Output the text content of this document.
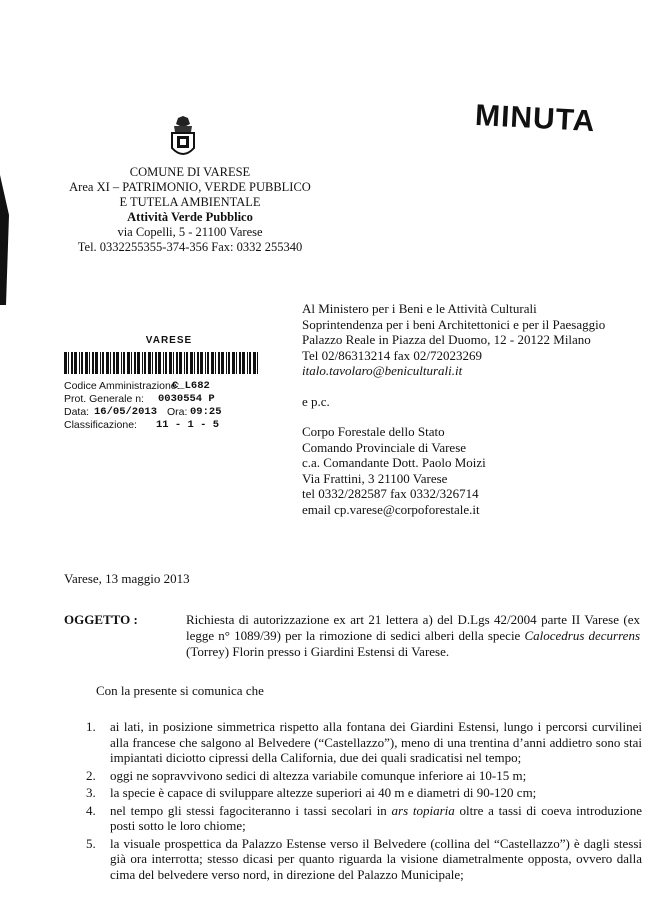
MINUTA
COMUNE DI VARESE
Area XI – PATRIMONIO, VERDE PUBBLICO
E TUTELA AMBIENTALE
Attività Verde Pubblico
via Copelli, 5 - 21100 Varese
Tel. 0332255355-374-356 Fax: 0332 255340
Al Ministero per i Beni e le Attività Culturali
Soprintendenza per i beni Architettonici e per il Paesaggio
Palazzo Reale in Piazza del Duomo, 12 - 20122 Milano
Tel 02/86313214 fax 02/72023269
italo.tavolaro@beniculturali.it
e p.c.
Corpo Forestale dello Stato
Comando Provinciale di Varese
c.a. Comandante Dott. Paolo Moizi
Via Frattini, 3 21100 Varese
tel 0332/282587 fax 0332/326714
email cp.varese@corpoforestale.it
VARESE
Codice Amministrazione:
C_L682
Prot. Generale n: 0030554 P
Data: 16/05/2013 Ora: 09:25
Classificazione: 11 - 1 - 5
Varese, 13 maggio 2013
OGGETTO :	Richiesta di autorizzazione ex art 21 lettera a) del D.Lgs 42/2004 parte II Varese (ex legge n° 1089/39) per la rimozione di sedici alberi della specie Calocedrus decurrens (Torrey) Florin presso i Giardini Estensi di Varese.
Con la presente si comunica che
1. ai lati, in posizione simmetrica rispetto alla fontana dei Giardini Estensi, lungo i percorsi curvilinei alla francese che salgono al Belvedere (“Castellazzo”), meno di una trentina d’anni addietro sono stai impiantati diciotto cipressi della California, due dei quali sradicatisi nel tempo;
2. oggi ne sopravvivono sedici di altezza variabile comunque inferiore ai 10-15 m;
3. la specie è capace di sviluppare altezze superiori ai 40 m e diametri di 90-120 cm;
4. nel tempo gli stessi fagociteranno i tassi secolari in ars topiaria oltre a tassi di coeva introduzione posti sotto le loro chiome;
5. la visuale prospettica da Palazzo Estense verso il Belvedere (collina del “Castellazzo”) è dagli stessi già ora interrotta; stesso dicasi per quanto riguarda la visione diametralmente opposta, ovvero dalla cima del belvedere verso nord, in direzione del Palazzo Municipale;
◆ ◆ ◆ ◆ ◆
Directive: Write out every record above exactly as it stands, but leave out the pictures.

Full output:
Output the text content of this document.
MINUTA
COMUNE DI VARESE
Area XI – PATRIMONIO, VERDE PUBBLICO
E TUTELA AMBIENTALE
Attività Verde Pubblico
via Copelli, 5 - 21100 Varese
Tel. 0332255355-374-356 Fax: 0332 255340
Al Ministero per i Beni e le Attività Culturali
Soprintendenza per i beni Architettonici e per il Paesaggio
Palazzo Reale in Piazza del Duomo, 12 - 20122 Milano
Tel 02/86313214 fax 02/72023269
italo.tavolaro@beniculturali.it
e p.c.
Corpo Forestale dello Stato
Comando Provinciale di Varese
c.a. Comandante Dott. Paolo Moizi
Via Frattini, 3 21100 Varese
tel 0332/282587 fax 0332/326714
email cp.varese@corpoforestale.it
VARESE
Codice Amministrazione:
C_L682
Prot. Generale n: 0030554 P
Data: 16/05/2013 Ora: 09:25
Classificazione: 11 - 1 - 5
Varese, 13 maggio 2013
OGGETTO :	Richiesta di autorizzazione ex art 21 lettera a) del D.Lgs 42/2004 parte II Varese (ex legge n° 1089/39) per la rimozione di sedici alberi della specie Calocedrus decurrens (Torrey) Florin presso i Giardini Estensi di Varese.
Con la presente si comunica che
1. ai lati, in posizione simmetrica rispetto alla fontana dei Giardini Estensi, lungo i percorsi curvilinei alla francese che salgono al Belvedere (“Castellazzo”), meno di una trentina d’anni addietro sono stai impiantati diciotto cipressi della California, due dei quali sradicatisi nel tempo;
2. oggi ne sopravvivono sedici di altezza variabile comunque inferiore ai 10-15 m;
3. la specie è capace di sviluppare altezze superiori ai 40 m e diametri di 90-120 cm;
4. nel tempo gli stessi fagociteranno i tassi secolari in ars topiaria oltre a tassi di coeva introduzione posti sotto le loro chiome;
5. la visuale prospettica da Palazzo Estense verso il Belvedere (collina del “Castellazzo”) è dagli stessi già ora interrotta; stesso dicasi per quanto riguarda la visione diametralmente opposta, ovvero dalla cima del belvedere verso nord, in direzione del Palazzo Municipale;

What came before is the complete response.